## start

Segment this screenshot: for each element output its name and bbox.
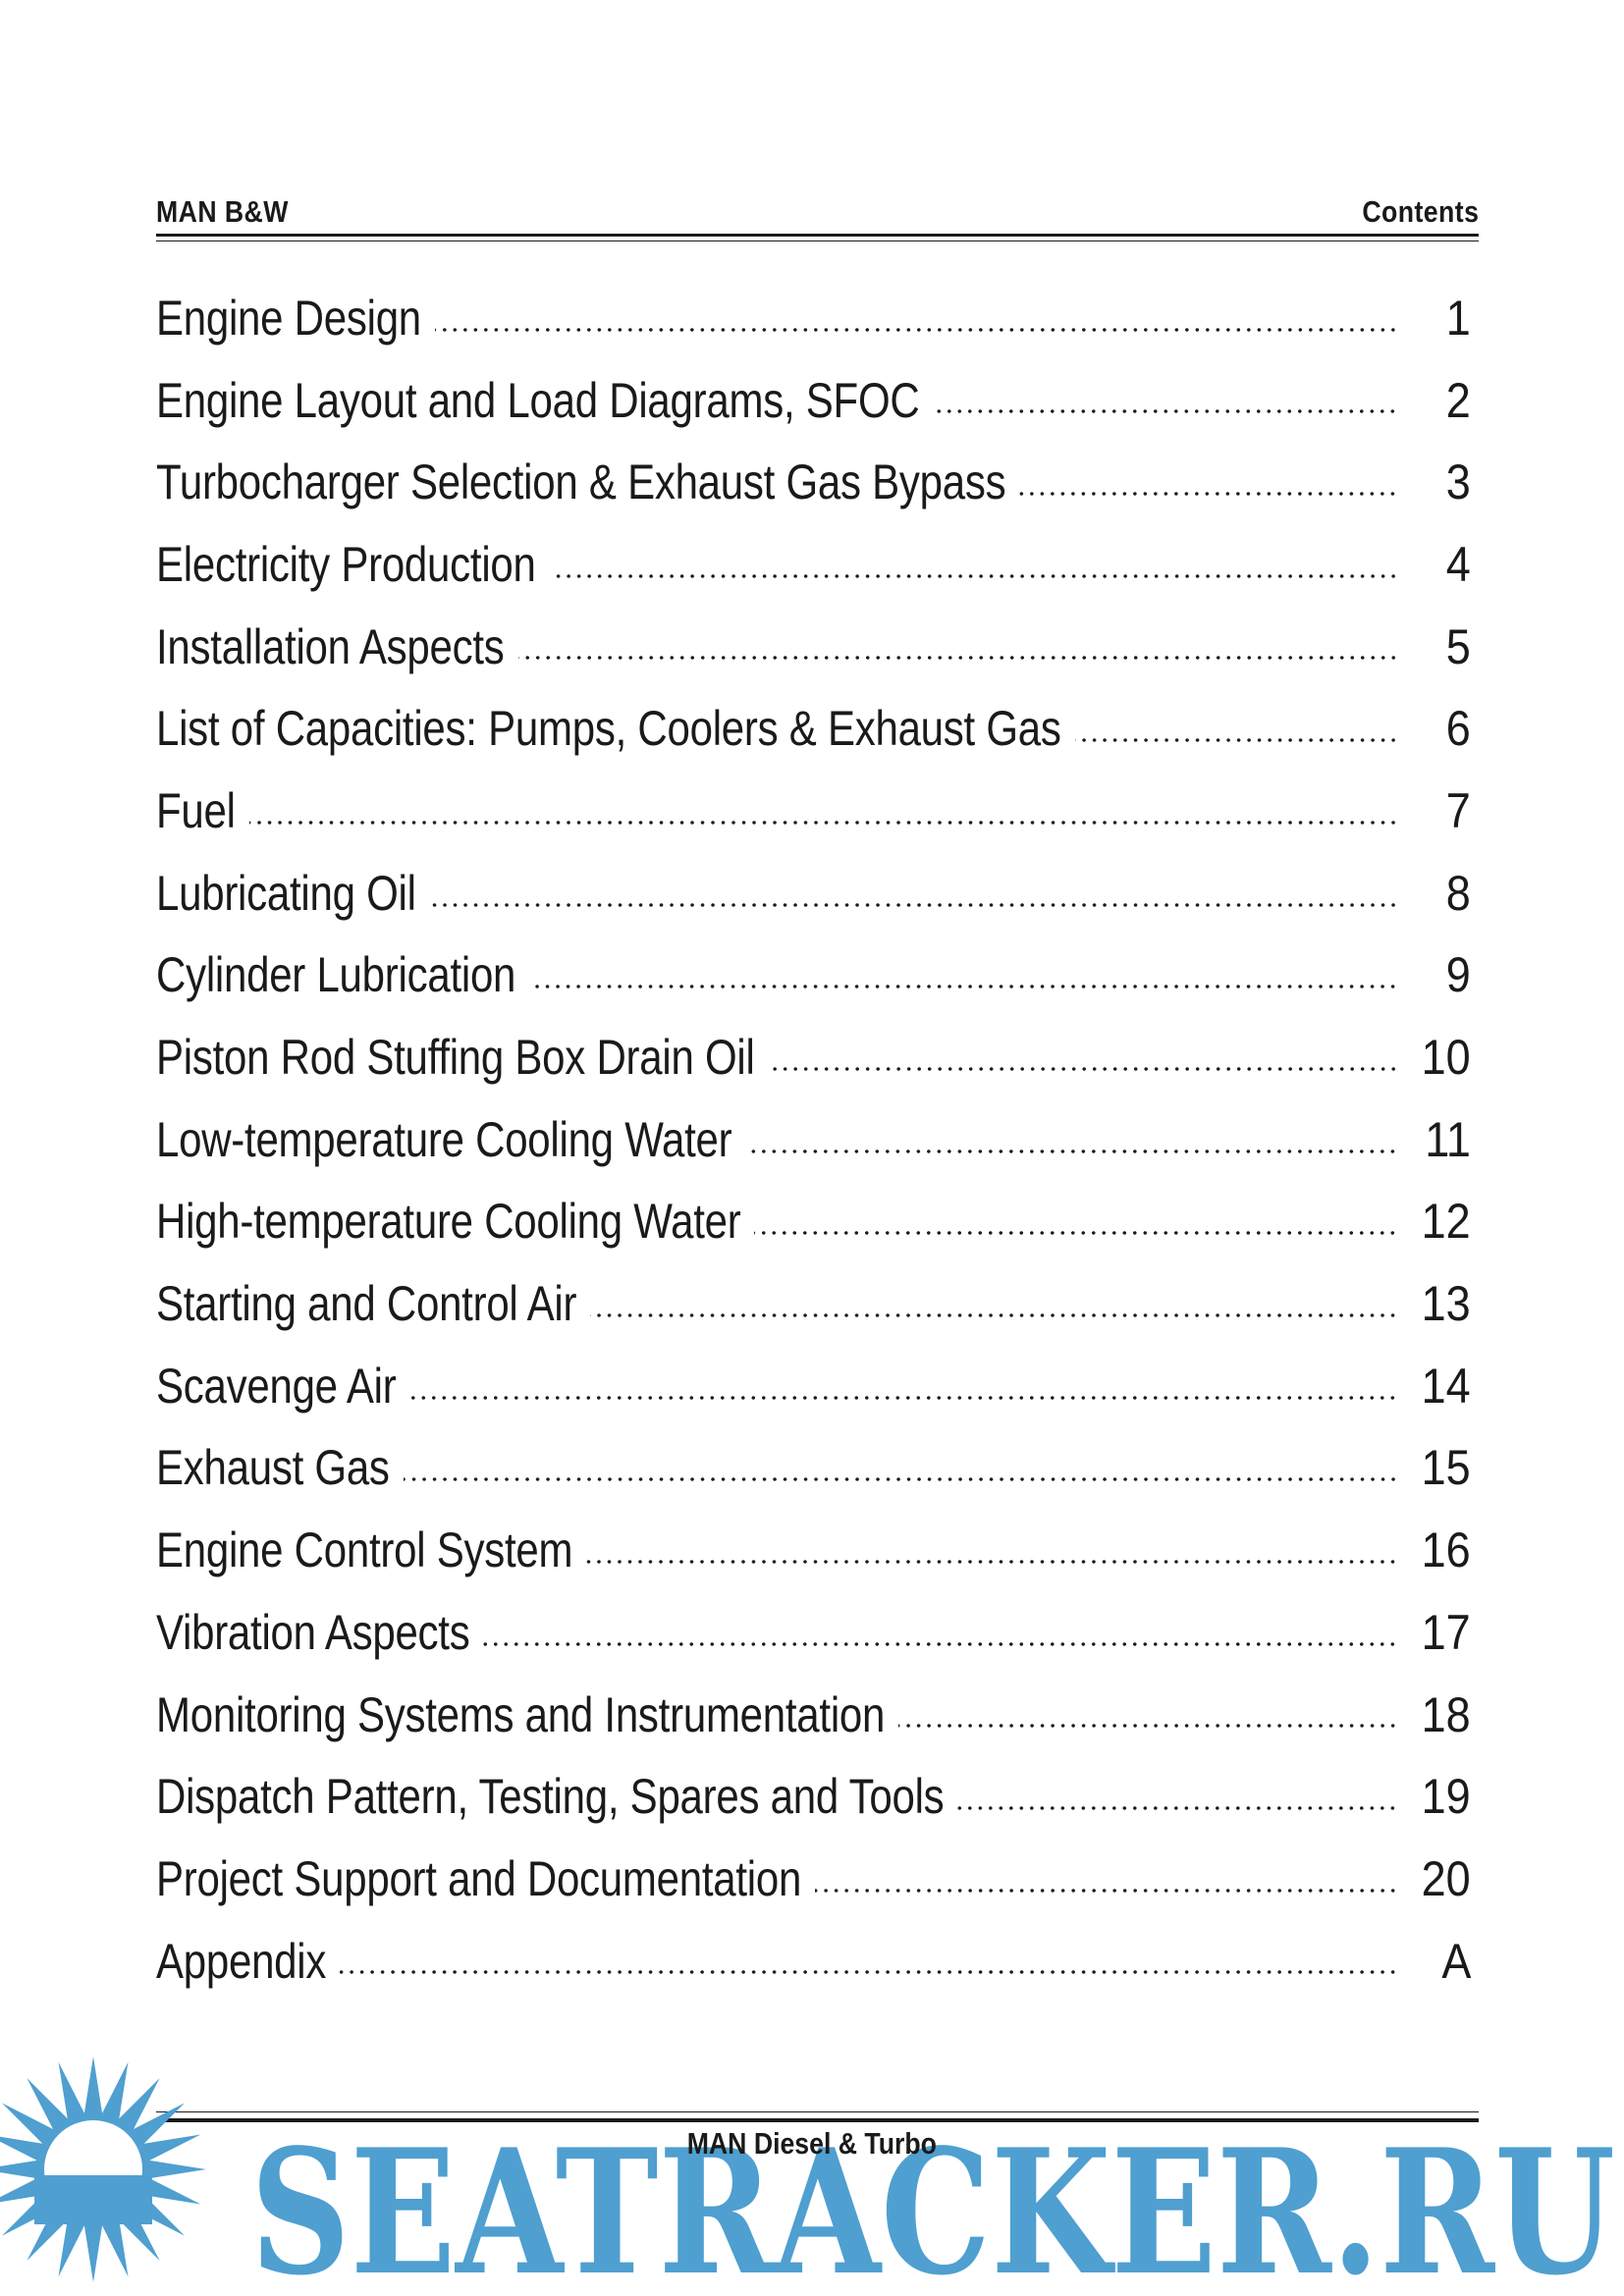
toc-entry-page: 9 xyxy=(1445,947,1471,1003)
toc-entry[interactable] xyxy=(156,277,1479,359)
toc-entry[interactable] xyxy=(156,852,1479,934)
toc-entry[interactable] xyxy=(156,1098,1479,1181)
toc-entry-page: 3 xyxy=(1445,454,1471,510)
toc-entry-page: 12 xyxy=(1421,1194,1471,1250)
toc-entry-title: Turbocharger Selection & Exhaust Gas Bypass xyxy=(156,454,1006,510)
toc-entry-title: Low-temperature Cooling Water xyxy=(156,1111,732,1167)
toc-entry-page: 10 xyxy=(1421,1030,1471,1086)
toc-entry[interactable] xyxy=(156,523,1479,606)
footer-rule xyxy=(156,2118,1479,2122)
toc-entry-page: 2 xyxy=(1445,372,1471,428)
footer-rule-thin xyxy=(156,2111,1479,2112)
toc-entry-title: Engine Control System xyxy=(156,1522,573,1578)
toc-entry-page: 5 xyxy=(1445,618,1471,674)
toc-entry[interactable] xyxy=(156,359,1479,442)
toc-entry-title: Cylinder Lubrication xyxy=(156,947,516,1003)
header-rule-thin xyxy=(156,240,1479,241)
sun-burst-icon xyxy=(0,2056,206,2282)
watermark-logo xyxy=(0,2052,1624,2296)
toc-leader-dots xyxy=(898,1722,1398,1730)
toc-entry-title: Starting and Control Air xyxy=(156,1276,577,1332)
toc-leader-dots xyxy=(435,326,1398,334)
toc-entry-title: Lubricating Oil xyxy=(156,865,416,921)
toc-leader-dots xyxy=(745,1148,1398,1155)
toc-leader-dots xyxy=(529,983,1398,990)
toc-entry[interactable] xyxy=(156,770,1479,852)
toc-entry[interactable] xyxy=(156,1755,1479,1838)
toc-leader-dots xyxy=(340,1968,1398,1976)
toc-entry-title: Piston Rod Stuffing Box Drain Oil xyxy=(156,1030,755,1086)
toc-entry-page: 19 xyxy=(1421,1769,1471,1825)
toc-entry-title: Engine Layout and Load Diagrams, SFOC xyxy=(156,372,920,428)
toc-entry-page: 17 xyxy=(1421,1604,1471,1660)
toc-entry-title: Installation Aspects xyxy=(156,618,505,674)
toc-entry-title: Appendix xyxy=(156,1933,327,1989)
toc-leader-dots xyxy=(550,572,1398,580)
header-rule xyxy=(156,234,1479,237)
toc-entry-page: 8 xyxy=(1445,865,1471,921)
toc-entry[interactable] xyxy=(156,1591,1479,1674)
footer-company-label: MAN Diesel & Turbo xyxy=(686,2126,938,2161)
toc-entry[interactable] xyxy=(156,934,1479,1017)
sun-rays xyxy=(0,2056,206,2282)
toc-entry-title: Fuel xyxy=(156,782,236,838)
toc-entry-page: A xyxy=(1440,1933,1471,1989)
toc-leader-dots xyxy=(430,901,1398,909)
toc-entry[interactable] xyxy=(156,1427,1479,1510)
toc-leader-dots xyxy=(590,1311,1398,1319)
toc-entry-page: 13 xyxy=(1421,1276,1471,1332)
toc-leader-dots xyxy=(1019,490,1398,498)
toc-leader-dots xyxy=(769,1065,1398,1073)
footer-company xyxy=(0,2126,1624,2162)
toc-leader-dots xyxy=(518,654,1398,662)
toc-entry-title: Monitoring Systems and Instrumentation xyxy=(156,1686,886,1742)
page-header xyxy=(156,188,1479,230)
toc-leader-dots xyxy=(409,1394,1398,1402)
toc-entry-title: Electricity Production xyxy=(156,536,536,592)
toc-leader-dots xyxy=(586,1558,1398,1566)
toc-leader-dots xyxy=(1075,736,1398,744)
toc-entry[interactable] xyxy=(156,1509,1479,1591)
header-section-title: Contents xyxy=(1362,194,1479,229)
toc-entry[interactable] xyxy=(156,1920,1479,2002)
toc-entry[interactable] xyxy=(156,687,1479,770)
header-brand: MAN B&W xyxy=(156,194,289,229)
toc-entry-page: 4 xyxy=(1445,536,1471,592)
toc-entry[interactable] xyxy=(156,1181,1479,1263)
toc-entry-title: Engine Design xyxy=(156,290,421,346)
toc-entry[interactable] xyxy=(156,1345,1479,1427)
toc-entry[interactable] xyxy=(156,1262,1479,1345)
toc-leader-dots xyxy=(754,1229,1398,1237)
toc-entry-page: 18 xyxy=(1421,1686,1471,1742)
toc-entry[interactable] xyxy=(156,1016,1479,1098)
sun-horizon xyxy=(34,2175,152,2224)
toc-entry-page: 15 xyxy=(1421,1440,1471,1496)
toc-leader-dots xyxy=(483,1640,1398,1648)
toc-leader-dots xyxy=(933,407,1398,415)
toc-entry-page: 20 xyxy=(1421,1850,1471,1906)
toc-entry-title: Vibration Aspects xyxy=(156,1604,470,1660)
toc-leader-dots xyxy=(815,1887,1398,1895)
toc-entry-title: Exhaust Gas xyxy=(156,1440,390,1496)
toc-entry-page: 16 xyxy=(1421,1522,1471,1578)
toc-leader-dots xyxy=(249,819,1398,827)
watermark-text: SEATRACKER.RU xyxy=(250,2112,1615,2296)
toc-entry-page: 6 xyxy=(1445,701,1471,757)
toc-entry[interactable] xyxy=(156,1838,1479,1920)
toc-entry[interactable] xyxy=(156,606,1479,688)
toc-leader-dots xyxy=(957,1804,1398,1812)
toc-entry-title: List of Capacities: Pumps, Coolers & Exhaust Gas xyxy=(156,701,1061,757)
table-of-contents xyxy=(156,277,1479,2002)
toc-entry-page: 14 xyxy=(1421,1358,1471,1414)
toc-entry-page: 11 xyxy=(1425,1111,1471,1167)
toc-entry[interactable] xyxy=(156,1674,1479,1756)
toc-entry-page: 7 xyxy=(1445,782,1471,838)
toc-entry-page: 1 xyxy=(1445,290,1471,346)
toc-leader-dots xyxy=(404,1475,1398,1483)
toc-entry-title: Project Support and Documentation xyxy=(156,1850,802,1906)
toc-entry-title: Scavenge Air xyxy=(156,1358,397,1414)
toc-entry-title: High-temperature Cooling Water xyxy=(156,1194,741,1250)
toc-entry[interactable] xyxy=(156,441,1479,523)
toc-entry-title: Dispatch Pattern, Testing, Spares and Tools xyxy=(156,1769,945,1825)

## end

◆ Instructions to follow
Write out the material as a numbered list, starting with the line that contains "toc-entry-page: 9 xyxy=(1445,947,1471,1003)" and going on through the line that contains "toc-leader-dots xyxy=(898,1722,1398,1730)", both included, with blank lines omitted.

◆ Solution to the problem
1. toc-entry-page: 9 xyxy=(1445,947,1471,1003)
2. toc-entry[interactable] xyxy=(156,277,1479,359)
3. toc-entry[interactable] xyxy=(156,852,1479,934)
4. toc-entry[interactable] xyxy=(156,1098,1479,1181)
5. toc-entry-page: 3 xyxy=(1445,454,1471,510)
6. toc-entry-page: 12 xyxy=(1421,1194,1471,1250)
7. toc-entry-title: Turbocharger Selection & Exhaust Gas Bypass xyxy=(156,454,1006,510)
8. toc-entry-title: Low-temperature Cooling Water xyxy=(156,1111,732,1167)
9. toc-entry-page: 10 xyxy=(1421,1030,1471,1086)
10. toc-entry[interactable] xyxy=(156,523,1479,606)
11. footer-rule xyxy=(156,2118,1479,2122)
12. toc-entry-page: 2 xyxy=(1445,372,1471,428)
13. footer-rule-thin xyxy=(156,2111,1479,2112)
14. toc-entry-title: Engine Control System xyxy=(156,1522,573,1578)
15. toc-entry-page: 5 xyxy=(1445,618,1471,674)
16. toc-entry[interactable] xyxy=(156,359,1479,442)
17. toc-entry-title: Cylinder Lubrication xyxy=(156,947,516,1003)
18. header-rule-thin xyxy=(156,240,1479,241)
19. sun-burst-icon xyxy=(0,2056,206,2282)
20. watermark-logo xyxy=(0,2052,1624,2296)
21. toc-leader-dots xyxy=(898,1722,1398,1730)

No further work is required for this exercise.